STATED GOAL
Seek out every line containing the word "watermark", and copy each.

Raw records
-- START --
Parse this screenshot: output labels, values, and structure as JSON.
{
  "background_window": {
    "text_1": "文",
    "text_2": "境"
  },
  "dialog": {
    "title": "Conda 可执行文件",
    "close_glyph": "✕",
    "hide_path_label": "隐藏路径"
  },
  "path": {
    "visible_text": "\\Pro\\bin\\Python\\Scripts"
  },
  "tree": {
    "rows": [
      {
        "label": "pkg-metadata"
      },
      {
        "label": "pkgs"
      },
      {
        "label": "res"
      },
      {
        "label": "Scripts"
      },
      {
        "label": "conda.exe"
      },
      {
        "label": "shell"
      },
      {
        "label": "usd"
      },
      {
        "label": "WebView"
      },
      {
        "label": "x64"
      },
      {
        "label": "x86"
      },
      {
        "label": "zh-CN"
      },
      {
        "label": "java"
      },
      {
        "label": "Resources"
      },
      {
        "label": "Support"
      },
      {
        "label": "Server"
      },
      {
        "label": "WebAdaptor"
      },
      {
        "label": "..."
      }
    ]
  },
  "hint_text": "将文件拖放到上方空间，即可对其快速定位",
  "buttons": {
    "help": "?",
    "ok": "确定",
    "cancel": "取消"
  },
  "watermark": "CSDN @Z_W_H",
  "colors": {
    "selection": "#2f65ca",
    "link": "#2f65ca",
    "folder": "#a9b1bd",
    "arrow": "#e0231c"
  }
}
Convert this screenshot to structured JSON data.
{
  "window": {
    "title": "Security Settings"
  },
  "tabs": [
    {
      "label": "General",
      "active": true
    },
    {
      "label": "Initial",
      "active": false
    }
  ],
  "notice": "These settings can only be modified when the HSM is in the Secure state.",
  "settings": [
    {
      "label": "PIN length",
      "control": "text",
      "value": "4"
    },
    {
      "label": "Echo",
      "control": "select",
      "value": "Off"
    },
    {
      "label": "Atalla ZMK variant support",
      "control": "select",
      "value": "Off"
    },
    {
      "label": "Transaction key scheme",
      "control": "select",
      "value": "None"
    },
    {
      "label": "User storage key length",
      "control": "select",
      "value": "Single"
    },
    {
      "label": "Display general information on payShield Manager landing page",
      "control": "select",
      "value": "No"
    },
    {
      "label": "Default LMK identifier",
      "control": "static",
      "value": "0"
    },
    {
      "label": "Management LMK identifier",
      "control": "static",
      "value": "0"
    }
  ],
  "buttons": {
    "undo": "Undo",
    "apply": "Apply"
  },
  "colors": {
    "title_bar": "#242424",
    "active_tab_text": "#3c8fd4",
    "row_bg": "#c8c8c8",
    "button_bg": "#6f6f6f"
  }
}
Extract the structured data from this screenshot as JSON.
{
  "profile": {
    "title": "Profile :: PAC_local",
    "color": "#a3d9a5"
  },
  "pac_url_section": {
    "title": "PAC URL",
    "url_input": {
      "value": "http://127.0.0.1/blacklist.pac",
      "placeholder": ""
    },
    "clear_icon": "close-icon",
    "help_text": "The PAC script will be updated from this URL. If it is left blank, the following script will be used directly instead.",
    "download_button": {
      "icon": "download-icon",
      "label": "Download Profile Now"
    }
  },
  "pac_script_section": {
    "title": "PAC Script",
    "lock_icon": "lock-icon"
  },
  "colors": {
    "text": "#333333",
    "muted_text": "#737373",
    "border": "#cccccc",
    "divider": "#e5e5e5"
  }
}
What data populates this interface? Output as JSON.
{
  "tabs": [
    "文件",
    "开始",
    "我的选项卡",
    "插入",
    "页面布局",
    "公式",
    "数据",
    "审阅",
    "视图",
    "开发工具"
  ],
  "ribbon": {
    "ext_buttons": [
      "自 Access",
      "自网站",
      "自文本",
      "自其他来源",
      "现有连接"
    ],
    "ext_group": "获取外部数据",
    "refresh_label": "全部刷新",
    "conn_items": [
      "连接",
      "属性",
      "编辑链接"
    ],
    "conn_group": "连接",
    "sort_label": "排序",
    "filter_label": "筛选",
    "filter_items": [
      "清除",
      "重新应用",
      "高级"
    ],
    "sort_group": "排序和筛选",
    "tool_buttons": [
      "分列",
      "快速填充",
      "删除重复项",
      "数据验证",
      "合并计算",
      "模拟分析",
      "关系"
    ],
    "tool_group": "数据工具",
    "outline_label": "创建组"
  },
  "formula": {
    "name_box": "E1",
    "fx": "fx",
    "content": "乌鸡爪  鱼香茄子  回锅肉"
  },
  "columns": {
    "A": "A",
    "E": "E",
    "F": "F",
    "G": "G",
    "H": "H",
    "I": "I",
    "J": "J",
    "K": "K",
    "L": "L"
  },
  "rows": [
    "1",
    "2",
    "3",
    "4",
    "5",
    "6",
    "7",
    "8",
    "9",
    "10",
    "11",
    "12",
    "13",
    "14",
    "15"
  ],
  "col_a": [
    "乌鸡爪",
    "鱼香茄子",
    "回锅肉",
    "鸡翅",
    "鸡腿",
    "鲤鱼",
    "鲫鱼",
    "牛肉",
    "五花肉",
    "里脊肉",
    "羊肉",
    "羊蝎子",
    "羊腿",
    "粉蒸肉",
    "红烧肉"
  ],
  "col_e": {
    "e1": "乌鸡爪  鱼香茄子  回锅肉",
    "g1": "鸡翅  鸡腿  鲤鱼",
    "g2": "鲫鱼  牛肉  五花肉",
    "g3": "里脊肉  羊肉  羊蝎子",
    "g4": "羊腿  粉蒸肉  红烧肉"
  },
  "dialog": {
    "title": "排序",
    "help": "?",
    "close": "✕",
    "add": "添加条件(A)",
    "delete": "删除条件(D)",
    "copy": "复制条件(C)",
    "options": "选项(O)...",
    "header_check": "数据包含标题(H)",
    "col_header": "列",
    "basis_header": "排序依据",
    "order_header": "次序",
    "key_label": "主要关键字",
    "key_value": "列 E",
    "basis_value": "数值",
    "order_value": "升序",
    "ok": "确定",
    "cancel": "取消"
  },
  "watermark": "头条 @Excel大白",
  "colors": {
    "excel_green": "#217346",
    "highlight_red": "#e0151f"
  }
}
-- END --
THE RESPONSE
  "watermark": "CSDN @Z_W_H",
  "watermark": "头条 @Excel大白",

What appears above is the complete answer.